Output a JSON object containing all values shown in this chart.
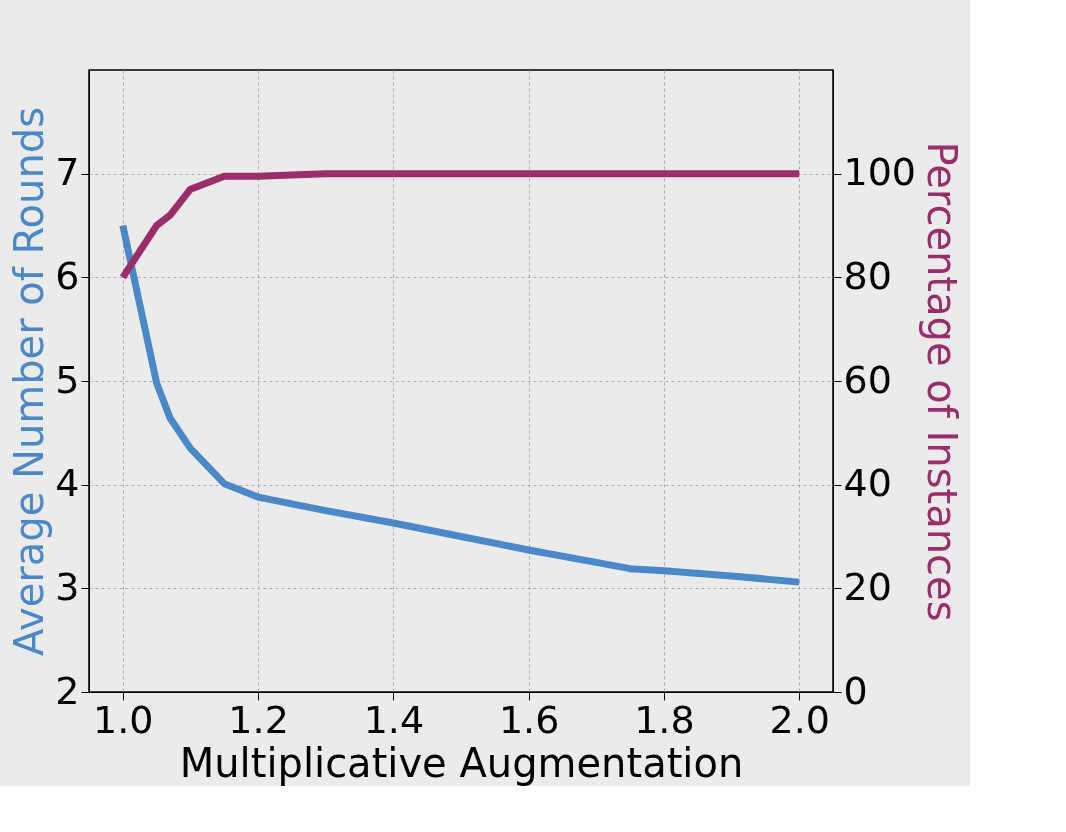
{
  "chart_data": {
    "type": "line",
    "xlabel": "Multiplicative Augmentation",
    "ylabel": "Average Number of Rounds",
    "y2label": "Percentage of Instances",
    "x": [
      1.0,
      1.05,
      1.07,
      1.1,
      1.15,
      1.2,
      1.3,
      1.4,
      1.5,
      1.6,
      1.7,
      1.75,
      1.8,
      1.9,
      2.0
    ],
    "series": [
      {
        "color": "#4a88c7",
        "values": [
          6.5,
          4.98,
          4.64,
          4.35,
          4.01,
          3.88,
          3.75,
          3.63,
          3.5,
          3.37,
          3.25,
          3.19,
          3.17,
          3.12,
          3.06
        ]
      },
      {
        "color": "#9b2d6b",
        "axis": "y2",
        "values": [
          80,
          90,
          92,
          97,
          99.5,
          99.5,
          100,
          100,
          100,
          100,
          100,
          100,
          100,
          100,
          100
        ]
      }
    ],
    "xlim": [
      0.95,
      2.05
    ],
    "xticks": [
      {
        "value": 1,
        "label": "1.0"
      },
      1.2,
      1.4,
      1.6,
      1.8,
      {
        "value": 2,
        "label": "2.0"
      }
    ],
    "ylim": [
      2,
      8
    ],
    "yticks": [
      2,
      3,
      4,
      5,
      6,
      7
    ],
    "y2lim": [
      0,
      120
    ],
    "y2ticks": [
      0,
      20,
      40,
      60,
      80,
      100
    ],
    "grid": true,
    "line_style": "solid"
  }
}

-=-=-

TASK PROMPT:
Keep the pictures out of your copy, and repeat every entry above exactly.

EXERCISE ANSWER:
Output a JSON object containing all values shown in this chart.
{
  "chart_data": {
    "type": "line",
    "xlabel": "Multiplicative Augmentation",
    "ylabel": "Average Number of Rounds",
    "y2label": "Percentage of Instances",
    "x": [
      1.0,
      1.05,
      1.07,
      1.1,
      1.15,
      1.2,
      1.3,
      1.4,
      1.5,
      1.6,
      1.7,
      1.75,
      1.8,
      1.9,
      2.0
    ],
    "series": [
      {
        "color": "#4a88c7",
        "values": [
          6.5,
          4.98,
          4.64,
          4.35,
          4.01,
          3.88,
          3.75,
          3.63,
          3.5,
          3.37,
          3.25,
          3.19,
          3.17,
          3.12,
          3.06
        ]
      },
      {
        "color": "#9b2d6b",
        "axis": "y2",
        "values": [
          80,
          90,
          92,
          97,
          99.5,
          99.5,
          100,
          100,
          100,
          100,
          100,
          100,
          100,
          100,
          100
        ]
      }
    ],
    "xlim": [
      0.95,
      2.05
    ],
    "xticks": [
      {
        "value": 1,
        "label": "1.0"
      },
      1.2,
      1.4,
      1.6,
      1.8,
      {
        "value": 2,
        "label": "2.0"
      }
    ],
    "ylim": [
      2,
      8
    ],
    "yticks": [
      2,
      3,
      4,
      5,
      6,
      7
    ],
    "y2lim": [
      0,
      120
    ],
    "y2ticks": [
      0,
      20,
      40,
      60,
      80,
      100
    ],
    "grid": true,
    "line_style": "solid"
  }
}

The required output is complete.